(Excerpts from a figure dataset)
BEGIN
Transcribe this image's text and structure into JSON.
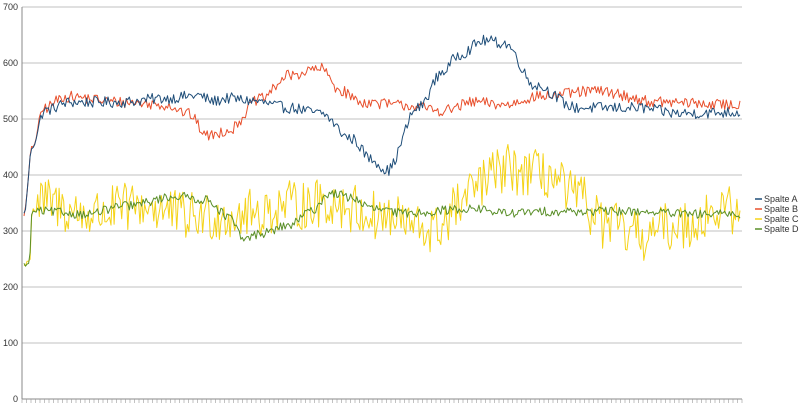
{
  "chart_data": {
    "type": "line",
    "title": "",
    "xlabel": "",
    "ylabel": "",
    "ylim": [
      0,
      700
    ],
    "yticks": [
      0,
      100,
      200,
      300,
      400,
      500,
      600,
      700
    ],
    "grid": "horizontal",
    "legend_position": "right",
    "x_points": 470,
    "series": [
      {
        "name": "Spalte A",
        "color": "#1f4e79",
        "noise": 10,
        "keypoints": [
          [
            0,
            330
          ],
          [
            8,
            450
          ],
          [
            20,
            515
          ],
          [
            45,
            530
          ],
          [
            90,
            530
          ],
          [
            140,
            537
          ],
          [
            170,
            542
          ],
          [
            185,
            532
          ],
          [
            200,
            537
          ],
          [
            220,
            533
          ],
          [
            260,
            520
          ],
          [
            290,
            510
          ],
          [
            320,
            465
          ],
          [
            340,
            428
          ],
          [
            355,
            408
          ],
          [
            385,
            520
          ],
          [
            410,
            585
          ],
          [
            425,
            615
          ],
          [
            450,
            640
          ],
          [
            470,
            635
          ],
          [
            500,
            560
          ],
          [
            540,
            520
          ],
          [
            570,
            520
          ],
          [
            600,
            520
          ],
          [
            640,
            510
          ],
          [
            700,
            512
          ]
        ]
      },
      {
        "name": "Spalte B",
        "color": "#e8502d",
        "noise": 10,
        "keypoints": [
          [
            0,
            330
          ],
          [
            8,
            450
          ],
          [
            20,
            520
          ],
          [
            40,
            540
          ],
          [
            100,
            530
          ],
          [
            140,
            525
          ],
          [
            160,
            510
          ],
          [
            180,
            470
          ],
          [
            200,
            480
          ],
          [
            230,
            535
          ],
          [
            260,
            578
          ],
          [
            290,
            590
          ],
          [
            310,
            550
          ],
          [
            330,
            530
          ],
          [
            370,
            525
          ],
          [
            410,
            515
          ],
          [
            440,
            530
          ],
          [
            470,
            525
          ],
          [
            500,
            540
          ],
          [
            560,
            550
          ],
          [
            620,
            530
          ],
          [
            700,
            525
          ]
        ]
      },
      {
        "name": "Spalte C",
        "color": "#f5d318",
        "noise": 45,
        "keypoints": [
          [
            0,
            240
          ],
          [
            5,
            240
          ],
          [
            8,
            340
          ],
          [
            20,
            350
          ],
          [
            60,
            330
          ],
          [
            120,
            345
          ],
          [
            160,
            325
          ],
          [
            220,
            330
          ],
          [
            260,
            345
          ],
          [
            300,
            350
          ],
          [
            350,
            325
          ],
          [
            400,
            300
          ],
          [
            430,
            350
          ],
          [
            445,
            385
          ],
          [
            470,
            410
          ],
          [
            510,
            400
          ],
          [
            540,
            360
          ],
          [
            570,
            310
          ],
          [
            600,
            290
          ],
          [
            640,
            310
          ],
          [
            680,
            335
          ],
          [
            700,
            340
          ]
        ]
      },
      {
        "name": "Spalte D",
        "color": "#5a8f29",
        "noise": 8,
        "keypoints": [
          [
            0,
            240
          ],
          [
            5,
            240
          ],
          [
            8,
            335
          ],
          [
            20,
            335
          ],
          [
            60,
            330
          ],
          [
            100,
            345
          ],
          [
            150,
            362
          ],
          [
            180,
            355
          ],
          [
            200,
            325
          ],
          [
            215,
            285
          ],
          [
            230,
            295
          ],
          [
            260,
            310
          ],
          [
            280,
            335
          ],
          [
            300,
            368
          ],
          [
            320,
            360
          ],
          [
            340,
            340
          ],
          [
            370,
            332
          ],
          [
            440,
            340
          ],
          [
            470,
            332
          ],
          [
            520,
            335
          ],
          [
            560,
            335
          ],
          [
            600,
            335
          ],
          [
            650,
            330
          ],
          [
            700,
            330
          ]
        ]
      }
    ]
  }
}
END
• **STATED PROBLEM**
Select every line above that contains the word "color", and copy it.

• **COMPLETED EXERCISE**
        "color": "#1f4e79",
        "color": "#e8502d",
        "color": "#f5d318",
        "color": "#5a8f29",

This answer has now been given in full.